### Task to complete
Your job is to retype all of the data word for word, leaving every image out.

### Provided data
=-=-=
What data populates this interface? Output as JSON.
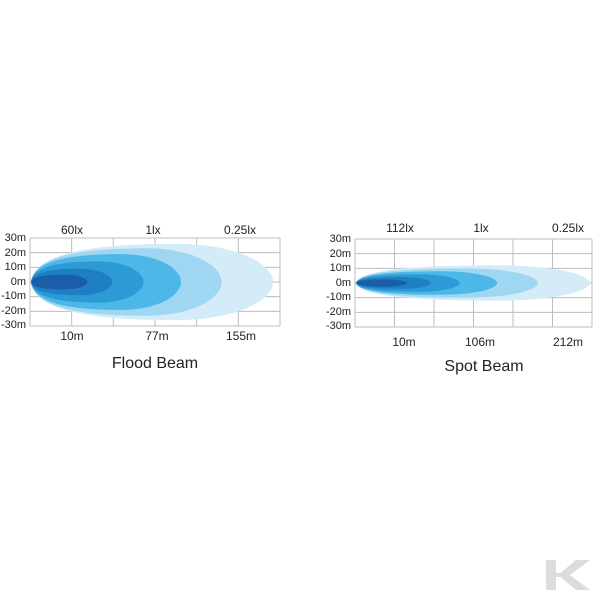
{
  "chart_data": [
    {
      "type": "beam-pattern",
      "title": "Flood Beam",
      "lux_labels": [
        "60lx",
        "1lx",
        "0.25lx"
      ],
      "distance_labels": [
        "10m",
        "77m",
        "155m"
      ],
      "y_ticks": [
        "30m",
        "20m",
        "10m",
        "0m",
        "-10m",
        "-20m",
        "-30m"
      ],
      "ylim": [
        -30,
        30
      ],
      "grid": true,
      "zones": [
        {
          "reach": 155,
          "half_width": 26,
          "color": "#d3ecf8"
        },
        {
          "reach": 122,
          "half_width": 23,
          "color": "#9fd6f1"
        },
        {
          "reach": 96,
          "half_width": 19,
          "color": "#4db8e7"
        },
        {
          "reach": 72,
          "half_width": 14,
          "color": "#2b9ad5"
        },
        {
          "reach": 52,
          "half_width": 9,
          "color": "#1f7ec4"
        },
        {
          "reach": 36,
          "half_width": 5,
          "color": "#1a5ea8"
        }
      ]
    },
    {
      "type": "beam-pattern",
      "title": "Spot Beam",
      "lux_labels": [
        "112lx",
        "1lx",
        "0.25lx"
      ],
      "distance_labels": [
        "10m",
        "106m",
        "212m"
      ],
      "y_ticks": [
        "30m",
        "20m",
        "10m",
        "0m",
        "-10m",
        "-20m",
        "-30m"
      ],
      "ylim": [
        -30,
        30
      ],
      "grid": true,
      "zones": [
        {
          "reach": 212,
          "half_width": 12,
          "color": "#d3ecf8"
        },
        {
          "reach": 165,
          "half_width": 10,
          "color": "#9fd6f1"
        },
        {
          "reach": 128,
          "half_width": 8,
          "color": "#4db8e7"
        },
        {
          "reach": 94,
          "half_width": 6,
          "color": "#2b9ad5"
        },
        {
          "reach": 68,
          "half_width": 4,
          "color": "#1f7ec4"
        },
        {
          "reach": 46,
          "half_width": 2.5,
          "color": "#1a5ea8"
        }
      ]
    }
  ],
  "logo": {
    "icon": "k-logo-icon"
  }
}
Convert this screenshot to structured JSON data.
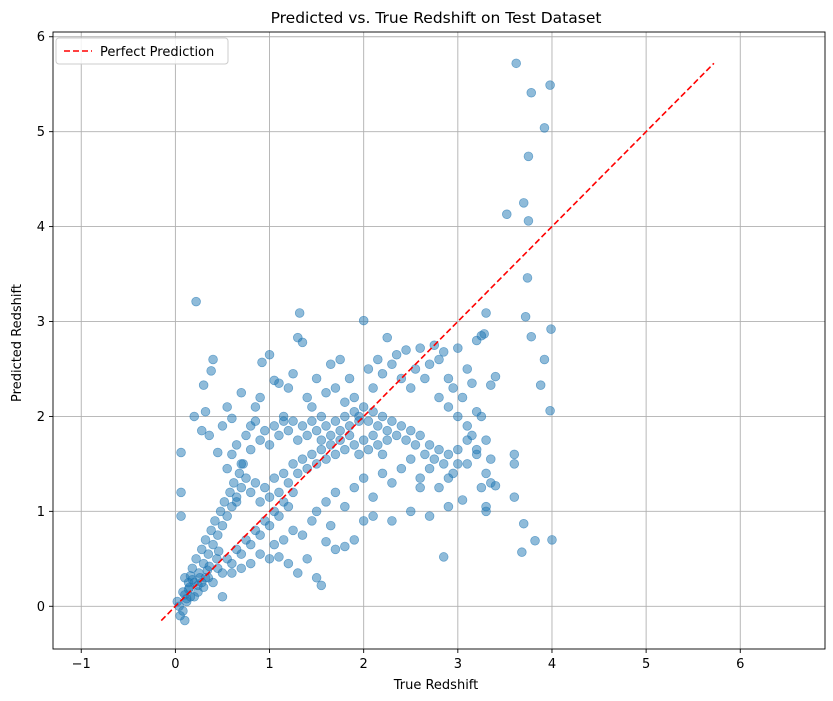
=-=-=
### Complete answer
What data populates this interface? Output as JSON.
{
  "chart_data": [
    {
      "type": "beam-pattern",
      "title": "Flood Beam",
      "lux_labels": [
        "60lx",
        "1lx",
        "0.25lx"
      ],
      "distance_labels": [
        "10m",
        "77m",
        "155m"
      ],
      "y_ticks": [
        "30m",
        "20m",
        "10m",
        "0m",
        "-10m",
        "-20m",
        "-30m"
      ],
      "ylim": [
        -30,
        30
      ],
      "grid": true,
      "zones": [
        {
          "reach": 155,
          "half_width": 26,
          "color": "#d3ecf8"
        },
        {
          "reach": 122,
          "half_width": 23,
          "color": "#9fd6f1"
        },
        {
          "reach": 96,
          "half_width": 19,
          "color": "#4db8e7"
        },
        {
          "reach": 72,
          "half_width": 14,
          "color": "#2b9ad5"
        },
        {
          "reach": 52,
          "half_width": 9,
          "color": "#1f7ec4"
        },
        {
          "reach": 36,
          "half_width": 5,
          "color": "#1a5ea8"
        }
      ]
    },
    {
      "type": "beam-pattern",
      "title": "Spot Beam",
      "lux_labels": [
        "112lx",
        "1lx",
        "0.25lx"
      ],
      "distance_labels": [
        "10m",
        "106m",
        "212m"
      ],
      "y_ticks": [
        "30m",
        "20m",
        "10m",
        "0m",
        "-10m",
        "-20m",
        "-30m"
      ],
      "ylim": [
        -30,
        30
      ],
      "grid": true,
      "zones": [
        {
          "reach": 212,
          "half_width": 12,
          "color": "#d3ecf8"
        },
        {
          "reach": 165,
          "half_width": 10,
          "color": "#9fd6f1"
        },
        {
          "reach": 128,
          "half_width": 8,
          "color": "#4db8e7"
        },
        {
          "reach": 94,
          "half_width": 6,
          "color": "#2b9ad5"
        },
        {
          "reach": 68,
          "half_width": 4,
          "color": "#1f7ec4"
        },
        {
          "reach": 46,
          "half_width": 2.5,
          "color": "#1a5ea8"
        }
      ]
    }
  ],
  "logo": {
    "icon": "k-logo-icon"
  }
}
Convert this screenshot to structured JSON data.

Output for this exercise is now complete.